Document extract ▸
————————
A trip into the library merely to return books took me past a display that resembled the giant bars of chocolate you see stacked at the end of supermarket aisles from mid-September onwards. The result of that was a book of short stories by Dave Eggers of McSweeney’s fame, entitled How We Are Hungry and a detective story by Judith Cutler called The Food Detective. You can see how the library staff were working to a theme in their displays which makes the end-of-aisle analogy even more appropriate. I’ve got Gerald Durrell’s Corfu Trilogy, as thick as a brick and a wonderful find, sitting on a table waiting to be started and I dearly hope I will actually enjoy that as much as I expect to. In the graphic novel department, I finally bought a copy of Art Spiegelman’s Maus and am expecting to be reading Neil Gaiman’s Sandman series in the new year. Oh, and a collection of gardening columns by Monty Don arranged by month and entitled My Roots has been pressed on me by Beloved Other Half who was bowled over by tales of muddy potatoes and hazel hedges. I’ve got as far as March and am enjoying myself.

And now to what I thought was the point of this post; a couple of good things spotted in the Guardian Books pages today (spent writing hard, as you can see). The first is an analysis of the language in DBC Pierre’s Vernon God Little, a book I once started, did not persevere with and intend to read again. The second is a fascinating interview with Robert Persig, author of Zen and the Art of Motorcycle Maintenance, which is essential and insightful reading because apparently he allows himself to be interviewed so rarely. Oh, and I was given the most beautiful book as a birthday present, but will post separately about that.

Back to it…

Will the end ever come?

Monday, October 30th, 2006

I’m feeling under pressure at the moment. In terms of picking up new books, I finished my reading challenge at the beginning of October. But I can’t finally tick it off (or read anything else with a clear conscience) until I have finished part two of Don Quixote. And, don’t get me wrong. It’s an excellent book - knockabout, funny, entertaining and with a very quick succession of scene changes to keep me involved.
————————
Source material ▸
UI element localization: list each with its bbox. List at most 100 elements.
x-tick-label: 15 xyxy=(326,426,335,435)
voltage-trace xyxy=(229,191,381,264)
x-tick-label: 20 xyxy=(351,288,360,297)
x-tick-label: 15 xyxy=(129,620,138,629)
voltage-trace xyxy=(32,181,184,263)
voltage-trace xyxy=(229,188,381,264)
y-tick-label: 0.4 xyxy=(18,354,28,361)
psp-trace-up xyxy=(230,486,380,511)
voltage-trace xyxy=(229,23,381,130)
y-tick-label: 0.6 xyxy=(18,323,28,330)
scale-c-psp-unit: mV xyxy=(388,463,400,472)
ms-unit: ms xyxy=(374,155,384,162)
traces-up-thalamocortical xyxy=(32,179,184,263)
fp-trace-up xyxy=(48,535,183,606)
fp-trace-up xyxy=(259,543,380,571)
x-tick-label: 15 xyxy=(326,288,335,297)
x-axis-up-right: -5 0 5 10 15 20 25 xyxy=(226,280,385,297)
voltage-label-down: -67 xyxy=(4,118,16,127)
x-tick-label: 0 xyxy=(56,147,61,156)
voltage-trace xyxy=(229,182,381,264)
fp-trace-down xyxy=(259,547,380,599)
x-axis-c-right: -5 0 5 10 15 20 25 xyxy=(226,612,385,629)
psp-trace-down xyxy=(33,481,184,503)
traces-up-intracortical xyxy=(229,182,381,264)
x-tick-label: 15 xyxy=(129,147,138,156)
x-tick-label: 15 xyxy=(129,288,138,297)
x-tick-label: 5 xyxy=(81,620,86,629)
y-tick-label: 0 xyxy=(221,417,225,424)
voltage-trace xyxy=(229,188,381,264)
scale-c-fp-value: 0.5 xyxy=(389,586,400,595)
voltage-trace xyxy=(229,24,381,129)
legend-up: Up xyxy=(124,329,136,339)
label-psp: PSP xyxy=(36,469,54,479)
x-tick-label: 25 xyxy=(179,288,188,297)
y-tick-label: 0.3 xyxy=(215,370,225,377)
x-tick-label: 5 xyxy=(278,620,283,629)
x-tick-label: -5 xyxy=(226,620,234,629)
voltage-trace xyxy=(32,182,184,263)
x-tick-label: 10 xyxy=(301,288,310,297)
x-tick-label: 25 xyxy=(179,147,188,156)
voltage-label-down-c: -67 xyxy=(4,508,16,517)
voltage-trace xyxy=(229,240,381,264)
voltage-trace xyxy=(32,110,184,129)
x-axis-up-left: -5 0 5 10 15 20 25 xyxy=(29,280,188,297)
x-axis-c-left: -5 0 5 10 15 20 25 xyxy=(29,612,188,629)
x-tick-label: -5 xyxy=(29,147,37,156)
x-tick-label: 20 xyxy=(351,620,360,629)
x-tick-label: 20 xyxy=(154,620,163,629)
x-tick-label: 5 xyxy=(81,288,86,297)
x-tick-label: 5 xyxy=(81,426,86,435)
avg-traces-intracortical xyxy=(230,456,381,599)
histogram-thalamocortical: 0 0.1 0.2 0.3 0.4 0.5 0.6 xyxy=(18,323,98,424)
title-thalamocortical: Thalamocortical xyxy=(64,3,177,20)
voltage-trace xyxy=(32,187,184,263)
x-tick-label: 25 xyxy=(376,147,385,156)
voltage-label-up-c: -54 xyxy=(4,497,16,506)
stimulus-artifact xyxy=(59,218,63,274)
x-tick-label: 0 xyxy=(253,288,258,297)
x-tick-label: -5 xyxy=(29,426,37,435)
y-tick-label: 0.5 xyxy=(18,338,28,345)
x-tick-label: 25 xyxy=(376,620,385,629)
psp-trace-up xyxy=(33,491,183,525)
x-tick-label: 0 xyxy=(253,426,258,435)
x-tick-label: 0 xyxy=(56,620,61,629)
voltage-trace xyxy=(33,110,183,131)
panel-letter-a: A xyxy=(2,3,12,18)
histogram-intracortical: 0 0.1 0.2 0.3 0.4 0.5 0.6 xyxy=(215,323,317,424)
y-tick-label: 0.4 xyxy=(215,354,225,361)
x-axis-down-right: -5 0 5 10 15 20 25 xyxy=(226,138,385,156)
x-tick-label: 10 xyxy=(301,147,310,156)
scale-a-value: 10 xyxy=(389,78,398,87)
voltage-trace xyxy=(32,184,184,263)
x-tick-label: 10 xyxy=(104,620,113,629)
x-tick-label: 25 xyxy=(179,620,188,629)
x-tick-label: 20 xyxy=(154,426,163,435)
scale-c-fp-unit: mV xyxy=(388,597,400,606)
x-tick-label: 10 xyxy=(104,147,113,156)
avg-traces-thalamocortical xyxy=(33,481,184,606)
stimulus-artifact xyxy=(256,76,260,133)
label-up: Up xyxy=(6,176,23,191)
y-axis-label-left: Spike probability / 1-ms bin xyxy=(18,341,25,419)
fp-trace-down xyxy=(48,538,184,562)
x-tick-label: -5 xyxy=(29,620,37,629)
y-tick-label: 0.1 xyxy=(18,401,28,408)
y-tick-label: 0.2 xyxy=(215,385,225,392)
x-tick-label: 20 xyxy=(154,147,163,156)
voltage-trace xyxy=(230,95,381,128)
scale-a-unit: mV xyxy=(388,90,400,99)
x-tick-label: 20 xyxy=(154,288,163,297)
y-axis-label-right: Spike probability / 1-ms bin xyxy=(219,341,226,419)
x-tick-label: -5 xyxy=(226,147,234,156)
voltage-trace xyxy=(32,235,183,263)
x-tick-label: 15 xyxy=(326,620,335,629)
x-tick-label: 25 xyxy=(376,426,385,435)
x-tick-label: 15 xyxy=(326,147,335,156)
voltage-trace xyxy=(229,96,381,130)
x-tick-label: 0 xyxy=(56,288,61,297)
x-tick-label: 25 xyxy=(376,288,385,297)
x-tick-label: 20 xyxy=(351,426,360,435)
————————
Work instruction 1 ▸
Reproduce the book blog post from "Will the end" to "keep me involved.".
Work instruction 2 ▸
Carry on writing the book blog post from the point where it stops.

Task output 1 ▸
Will the end ever come?

Monday, October 30th, 2006

I’m feeling under pressure at the moment. In terms of picking up new books, I finished my reading challenge at the beginning of October. But I can’t finally tick it off (or read anything else with a clear conscience) until I have finished part two of Don Quixote. And, don’t get me wrong. It’s an excellent book - knockabout, funny, entertaining and with a very quick succession of scene changes to keep me involved.

Task output 2 ▸
It’s just that, at more than 500 pages of closely-set text (and that’s just part two; part one was about the same length) it feels like an equivalent commitment to taking out a mortgage - one that could easily take me 25 years to fulfil. I’m currently on something like page 850 - and really keen to finish so that I can say that I wound up the challenge in October.

But there’s another reason why it’s desperately important I get this project out of the way before November 1. Here it is:

Icon for NaNoWriMo 06

To the uninitiated, National Novel Writing Month (which might more accurately, I suppose, be called International Novella Writing Month - but who’s counting) does exactly what it says on the tin. A large number of insane people from around the world undertake to write a 50,000-word work of prose, from scratch, between midnight on November 1 and midnight on November 30. That involves, in case you like statistics, producing 1,667 words every day during November. My sanity is so far in question that this is my third year of attempting it.

In 2004 and 2005 I set out to write over-ambitious thrillers and ended up with c. 35,000 words and c. 36,000 words respectively. This year my plans are a bit different - to take one of my pre-existing characters and write down a significant chunk of backstory. Unlike the previous two years I have done lots of planning and, unlike the previous two years, the story I want to tell is around 50,000 words long as opposed to something like 150,000. So I am reasonably hopeful. In fact, like everyone else taking part in what is the year’s major creative event for so many of us, I just want to get on with it.